INSTRUCTIONS TO FOLLOW:
In the copy, keep every record exact and leave out all images.

PROVIDED RECORDS:
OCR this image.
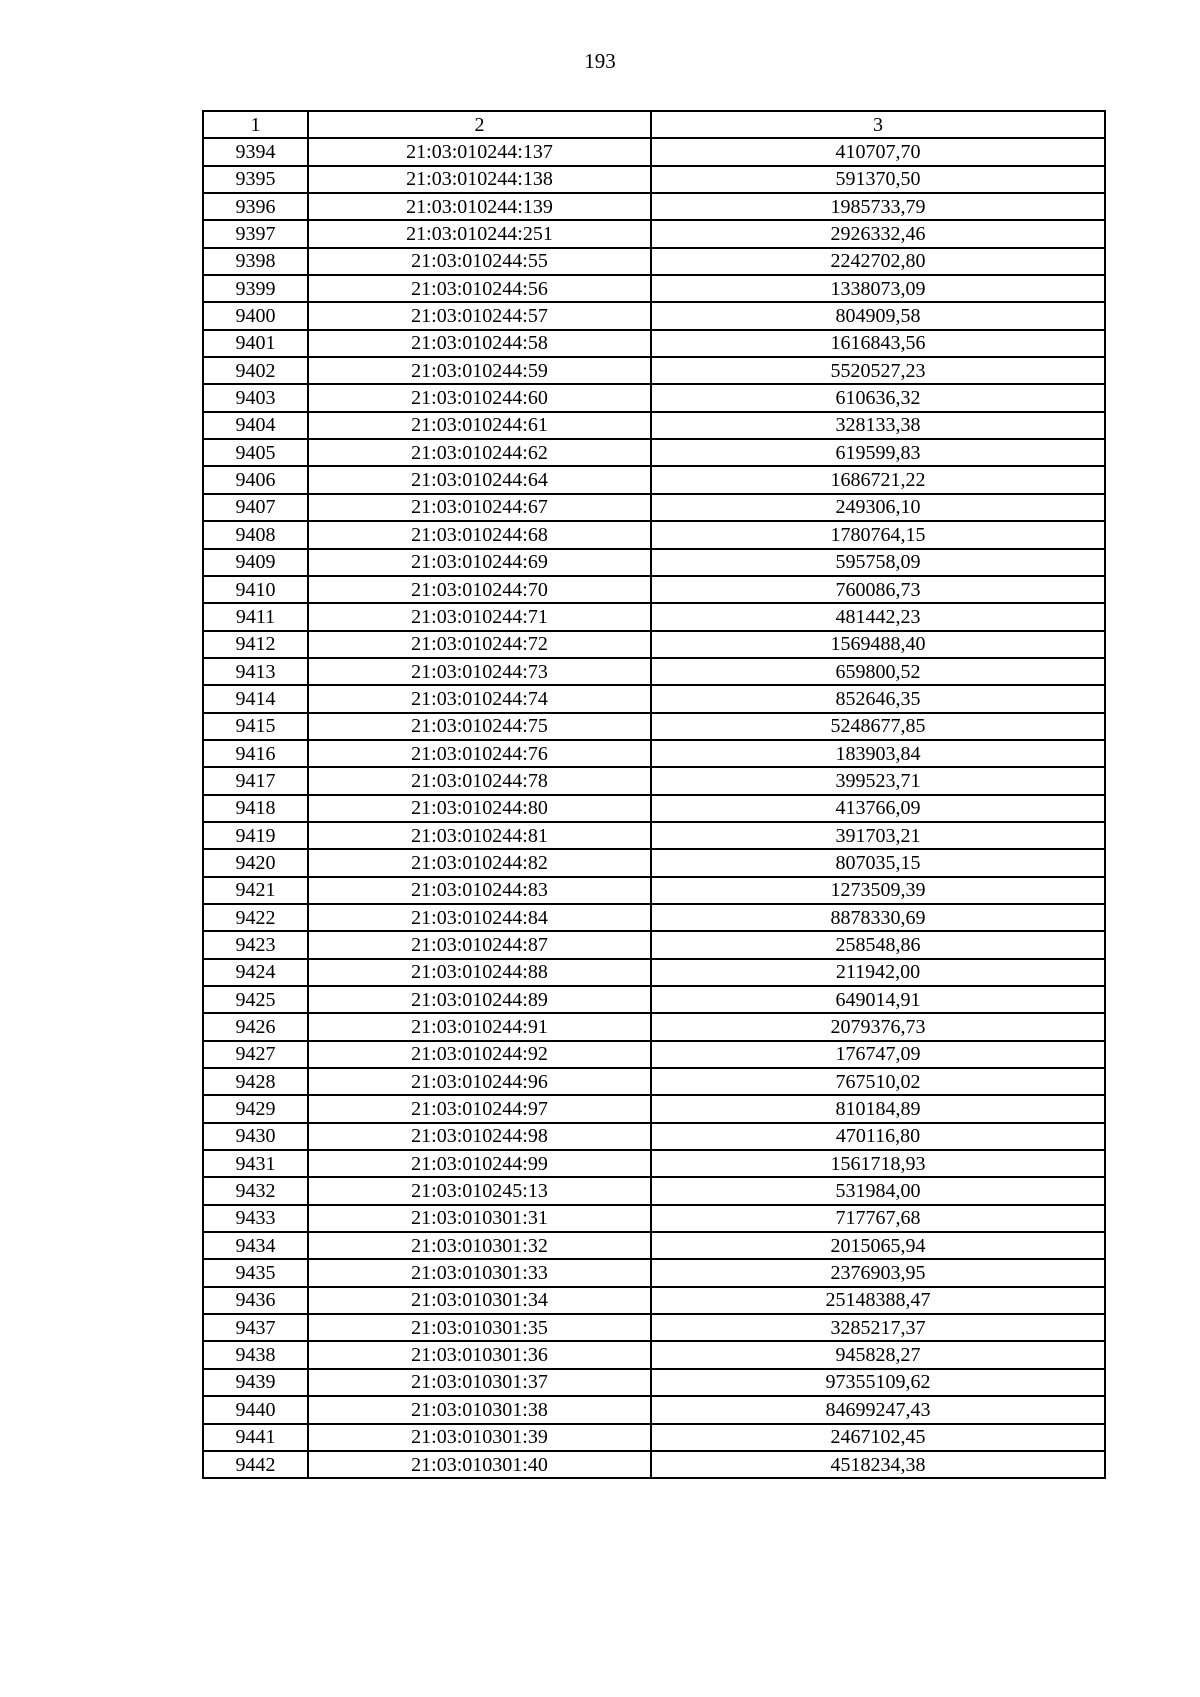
193
1	2	3
9394	21:03:010244:137	410707,70
9395	21:03:010244:138	591370,50
9396	21:03:010244:139	1985733,79
9397	21:03:010244:251	2926332,46
9398	21:03:010244:55	2242702,80
9399	21:03:010244:56	1338073,09
9400	21:03:010244:57	804909,58
9401	21:03:010244:58	1616843,56
9402	21:03:010244:59	5520527,23
9403	21:03:010244:60	610636,32
9404	21:03:010244:61	328133,38
9405	21:03:010244:62	619599,83
9406	21:03:010244:64	1686721,22
9407	21:03:010244:67	249306,10
9408	21:03:010244:68	1780764,15
9409	21:03:010244:69	595758,09
9410	21:03:010244:70	760086,73
9411	21:03:010244:71	481442,23
9412	21:03:010244:72	1569488,40
9413	21:03:010244:73	659800,52
9414	21:03:010244:74	852646,35
9415	21:03:010244:75	5248677,85
9416	21:03:010244:76	183903,84
9417	21:03:010244:78	399523,71
9418	21:03:010244:80	413766,09
9419	21:03:010244:81	391703,21
9420	21:03:010244:82	807035,15
9421	21:03:010244:83	1273509,39
9422	21:03:010244:84	8878330,69
9423	21:03:010244:87	258548,86
9424	21:03:010244:88	211942,00
9425	21:03:010244:89	649014,91
9426	21:03:010244:91	2079376,73
9427	21:03:010244:92	176747,09
9428	21:03:010244:96	767510,02
9429	21:03:010244:97	810184,89
9430	21:03:010244:98	470116,80
9431	21:03:010244:99	1561718,93
9432	21:03:010245:13	531984,00
9433	21:03:010301:31	717767,68
9434	21:03:010301:32	2015065,94
9435	21:03:010301:33	2376903,95
9436	21:03:010301:34	25148388,47
9437	21:03:010301:35	3285217,37
9438	21:03:010301:36	945828,27
9439	21:03:010301:37	97355109,62
9440	21:03:010301:38	84699247,43
9441	21:03:010301:39	2467102,45
9442	21:03:010301:40	4518234,38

SOLUTION FOR THIS EXERCISE:
OCR this image.
193
1	2	3
9394	21:03:010244:137	410707,70
9395	21:03:010244:138	591370,50
9396	21:03:010244:139	1985733,79
9397	21:03:010244:251	2926332,46
9398	21:03:010244:55	2242702,80
9399	21:03:010244:56	1338073,09
9400	21:03:010244:57	804909,58
9401	21:03:010244:58	1616843,56
9402	21:03:010244:59	5520527,23
9403	21:03:010244:60	610636,32
9404	21:03:010244:61	328133,38
9405	21:03:010244:62	619599,83
9406	21:03:010244:64	1686721,22
9407	21:03:010244:67	249306,10
9408	21:03:010244:68	1780764,15
9409	21:03:010244:69	595758,09
9410	21:03:010244:70	760086,73
9411	21:03:010244:71	481442,23
9412	21:03:010244:72	1569488,40
9413	21:03:010244:73	659800,52
9414	21:03:010244:74	852646,35
9415	21:03:010244:75	5248677,85
9416	21:03:010244:76	183903,84
9417	21:03:010244:78	399523,71
9418	21:03:010244:80	413766,09
9419	21:03:010244:81	391703,21
9420	21:03:010244:82	807035,15
9421	21:03:010244:83	1273509,39
9422	21:03:010244:84	8878330,69
9423	21:03:010244:87	258548,86
9424	21:03:010244:88	211942,00
9425	21:03:010244:89	649014,91
9426	21:03:010244:91	2079376,73
9427	21:03:010244:92	176747,09
9428	21:03:010244:96	767510,02
9429	21:03:010244:97	810184,89
9430	21:03:010244:98	470116,80
9431	21:03:010244:99	1561718,93
9432	21:03:010245:13	531984,00
9433	21:03:010301:31	717767,68
9434	21:03:010301:32	2015065,94
9435	21:03:010301:33	2376903,95
9436	21:03:010301:34	25148388,47
9437	21:03:010301:35	3285217,37
9438	21:03:010301:36	945828,27
9439	21:03:010301:37	97355109,62
9440	21:03:010301:38	84699247,43
9441	21:03:010301:39	2467102,45
9442	21:03:010301:40	4518234,38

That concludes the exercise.